-- Requirements --
Check every line below for the word "контакту" and give only the number of lines where it appears.

Stored records
============

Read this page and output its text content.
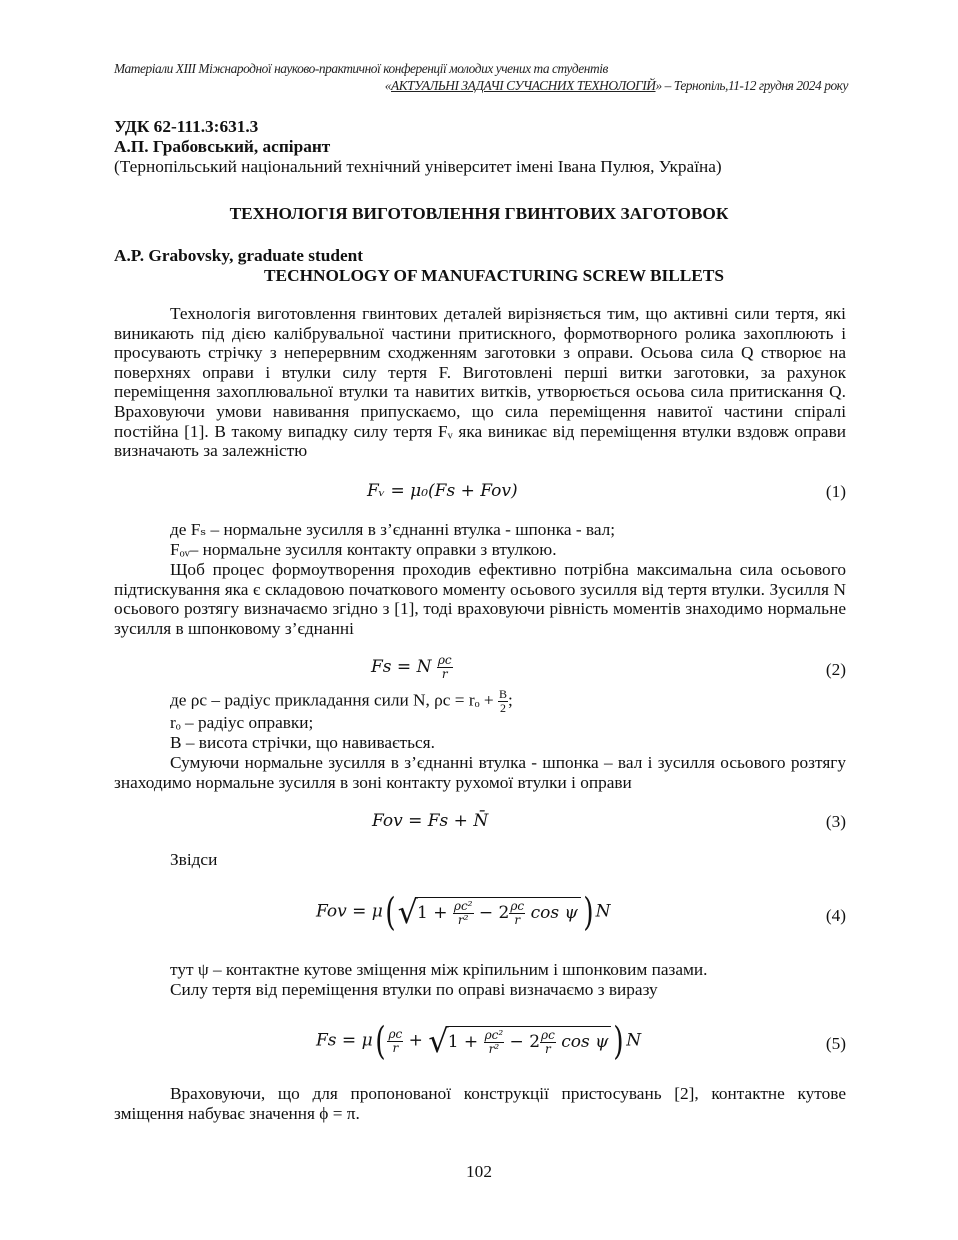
Матеріали XIII Міжнародної науково-практичної конференції молодих учених та студентів
«АКТУАЛЬНІ ЗАДАЧІ СУЧАСНИХ ТЕХНОЛОГІЙ» – Тернопіль,11-12 грудня 2024 року
УДК 62-111.3:631.3
А.П. Грабовський, аспірант
(Тернопільський національний технічний університет імені Івана Пулюя, Україна)
ТЕХНОЛОГІЯ ВИГОТОВЛЕННЯ ГВИНТОВИХ ЗАГОТОВОК
A.P. Grabovsky, graduate student
TECHNOLOGY OF MANUFACTURING SCREW BILLETS
Технологія виготовлення гвинтових деталей вирізняється тим, що активні сили тертя, які виникають під дією калібрувальної частини притискного, формотворного ролика захоплюють і просувають стрічку з неперервним сходженням заготовки з оправи. Осьова сила Q створює на поверхнях оправи і втулки силу тертя F. Виготовлені перші витки заготовки, за рахунок переміщення захоплювальної втулки та навитих витків, утворюється осьова сила притискання Q. Враховуючи умови навивання припускаємо, що сила переміщення навитої частини спіралі постійна [1]. В такому випадку силу тертя Fᵥ яка виникає від переміщення втулки вздовж оправи визначають за залежністю
Fᵥ = μ₀(Fs + Fov)	(1)
де Fₛ – нормальне зусилля в з’єднанні втулка - шпонка - вал;
Fₒᵥ– нормальне зусилля контакту оправки з втулкою.
Щоб процес формоутворення проходив ефективно потрібна максимальна сила осьового підтискування яка є складовою початкового моменту осьового зусилля від тертя втулки. Зусилля N осьового розтягу визначаємо згідно з [1], тоді враховуючи рівність моментів знаходимо нормальне зусилля в шпонковому з’єднанні
Fs = N $\frac{\rho c}{r}$	(2)
де ρc – радіус прикладання сили N, $\rho c = r_o + \frac{B}{2}$ ;
rₒ – радіус оправки;
B – висота стрічки, що навивається.
Сумуючи нормальне зусилля в з’єднанні втулка - шпонка – вал і зусилля осьового розтягу знаходимо нормальне зусилля в зоні контакту рухомої втулки і оправи
Fov = Fs + N̄	(3)
Звідси
Fov = $\mu(√1 + \frac{\text{ρc²}}{\text{r²}} - 2 \frac{\rho c}{r}$ cos ψ ) N	(4)
тут ψ – контактне кутове зміщення між кріпильним і шпонковим пазами.
Силу тертя від переміщення втулки по оправі визначаємо з виразу
$Fs = \mu( \frac{\rho c}{r} + √1 + \frac{\text{ρc²}}{\text{r²}} - 2 \frac{\rho c}{r}$ cos ψ ) N	(5)
Враховуючи, що для пропонованої конструкції пристосувань [2], контактне кутове зміщення набуває значення ϕ = π.
102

============

-- Response to the task --
2